Input =>
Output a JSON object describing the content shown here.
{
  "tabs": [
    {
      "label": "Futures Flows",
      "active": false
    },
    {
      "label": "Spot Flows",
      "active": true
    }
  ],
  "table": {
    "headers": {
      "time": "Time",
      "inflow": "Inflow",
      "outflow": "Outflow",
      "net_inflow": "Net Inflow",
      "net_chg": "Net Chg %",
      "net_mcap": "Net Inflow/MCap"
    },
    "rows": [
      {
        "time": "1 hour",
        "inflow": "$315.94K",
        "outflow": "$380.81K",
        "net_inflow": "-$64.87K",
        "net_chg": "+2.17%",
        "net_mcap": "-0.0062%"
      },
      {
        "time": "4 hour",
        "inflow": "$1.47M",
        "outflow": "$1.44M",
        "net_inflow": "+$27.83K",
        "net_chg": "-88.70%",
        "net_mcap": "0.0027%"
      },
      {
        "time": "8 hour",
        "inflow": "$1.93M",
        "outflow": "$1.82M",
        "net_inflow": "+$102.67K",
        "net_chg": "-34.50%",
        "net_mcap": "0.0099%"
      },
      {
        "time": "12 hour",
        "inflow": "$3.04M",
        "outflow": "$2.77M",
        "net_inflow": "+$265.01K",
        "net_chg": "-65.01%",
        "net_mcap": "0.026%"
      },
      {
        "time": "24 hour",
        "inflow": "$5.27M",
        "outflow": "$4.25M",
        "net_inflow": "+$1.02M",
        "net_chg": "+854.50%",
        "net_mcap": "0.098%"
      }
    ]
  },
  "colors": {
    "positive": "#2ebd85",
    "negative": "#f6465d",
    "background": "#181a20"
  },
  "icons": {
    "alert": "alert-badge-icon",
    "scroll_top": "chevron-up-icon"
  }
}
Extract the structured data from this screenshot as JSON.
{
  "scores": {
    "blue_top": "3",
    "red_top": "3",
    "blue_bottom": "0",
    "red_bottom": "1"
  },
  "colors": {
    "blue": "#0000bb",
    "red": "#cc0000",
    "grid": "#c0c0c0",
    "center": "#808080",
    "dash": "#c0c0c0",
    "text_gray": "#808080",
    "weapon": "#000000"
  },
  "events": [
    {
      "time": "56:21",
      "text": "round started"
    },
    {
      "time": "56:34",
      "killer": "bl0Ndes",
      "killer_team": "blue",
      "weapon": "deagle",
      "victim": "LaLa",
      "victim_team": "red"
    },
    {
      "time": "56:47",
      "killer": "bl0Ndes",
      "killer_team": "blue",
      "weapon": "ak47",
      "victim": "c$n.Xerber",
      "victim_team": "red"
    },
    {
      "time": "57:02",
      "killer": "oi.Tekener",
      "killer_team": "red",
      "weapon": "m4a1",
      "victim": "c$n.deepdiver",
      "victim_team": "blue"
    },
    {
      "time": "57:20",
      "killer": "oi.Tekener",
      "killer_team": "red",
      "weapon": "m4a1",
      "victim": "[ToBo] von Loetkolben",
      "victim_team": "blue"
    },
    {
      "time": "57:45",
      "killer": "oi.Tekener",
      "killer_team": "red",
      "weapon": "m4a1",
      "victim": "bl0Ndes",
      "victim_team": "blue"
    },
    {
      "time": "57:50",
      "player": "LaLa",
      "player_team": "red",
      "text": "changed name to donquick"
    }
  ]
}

Exercise instructions => Reproduce the entries above in full by retyping them exactly.

Exercise output =>
Output a JSON object describing the content shown here.
{
  "tabs": [
    {
      "label": "Futures Flows",
      "active": false
    },
    {
      "label": "Spot Flows",
      "active": true
    }
  ],
  "table": {
    "headers": {
      "time": "Time",
      "inflow": "Inflow",
      "outflow": "Outflow",
      "net_inflow": "Net Inflow",
      "net_chg": "Net Chg %",
      "net_mcap": "Net Inflow/MCap"
    },
    "rows": [
      {
        "time": "1 hour",
        "inflow": "$315.94K",
        "outflow": "$380.81K",
        "net_inflow": "-$64.87K",
        "net_chg": "+2.17%",
        "net_mcap": "-0.0062%"
      },
      {
        "time": "4 hour",
        "inflow": "$1.47M",
        "outflow": "$1.44M",
        "net_inflow": "+$27.83K",
        "net_chg": "-88.70%",
        "net_mcap": "0.0027%"
      },
      {
        "time": "8 hour",
        "inflow": "$1.93M",
        "outflow": "$1.82M",
        "net_inflow": "+$102.67K",
        "net_chg": "-34.50%",
        "net_mcap": "0.0099%"
      },
      {
        "time": "12 hour",
        "inflow": "$3.04M",
        "outflow": "$2.77M",
        "net_inflow": "+$265.01K",
        "net_chg": "-65.01%",
        "net_mcap": "0.026%"
      },
      {
        "time": "24 hour",
        "inflow": "$5.27M",
        "outflow": "$4.25M",
        "net_inflow": "+$1.02M",
        "net_chg": "+854.50%",
        "net_mcap": "0.098%"
      }
    ]
  },
  "colors": {
    "positive": "#2ebd85",
    "negative": "#f6465d",
    "background": "#181a20"
  },
  "icons": {
    "alert": "alert-badge-icon",
    "scroll_top": "chevron-up-icon"
  }
}
Extract the structured data from this screenshot as JSON.
{
  "scores": {
    "blue_top": "3",
    "red_top": "3",
    "blue_bottom": "0",
    "red_bottom": "1"
  },
  "colors": {
    "blue": "#0000bb",
    "red": "#cc0000",
    "grid": "#c0c0c0",
    "center": "#808080",
    "dash": "#c0c0c0",
    "text_gray": "#808080",
    "weapon": "#000000"
  },
  "events": [
    {
      "time": "56:21",
      "text": "round started"
    },
    {
      "time": "56:34",
      "killer": "bl0Ndes",
      "killer_team": "blue",
      "weapon": "deagle",
      "victim": "LaLa",
      "victim_team": "red"
    },
    {
      "time": "56:47",
      "killer": "bl0Ndes",
      "killer_team": "blue",
      "weapon": "ak47",
      "victim": "c$n.Xerber",
      "victim_team": "red"
    },
    {
      "time": "57:02",
      "killer": "oi.Tekener",
      "killer_team": "red",
      "weapon": "m4a1",
      "victim": "c$n.deepdiver",
      "victim_team": "blue"
    },
    {
      "time": "57:20",
      "killer": "oi.Tekener",
      "killer_team": "red",
      "weapon": "m4a1",
      "victim": "[ToBo] von Loetkolben",
      "victim_team": "blue"
    },
    {
      "time": "57:45",
      "killer": "oi.Tekener",
      "killer_team": "red",
      "weapon": "m4a1",
      "victim": "bl0Ndes",
      "victim_team": "blue"
    },
    {
      "time": "57:50",
      "player": "LaLa",
      "player_team": "red",
      "text": "changed name to donquick"
    }
  ]
}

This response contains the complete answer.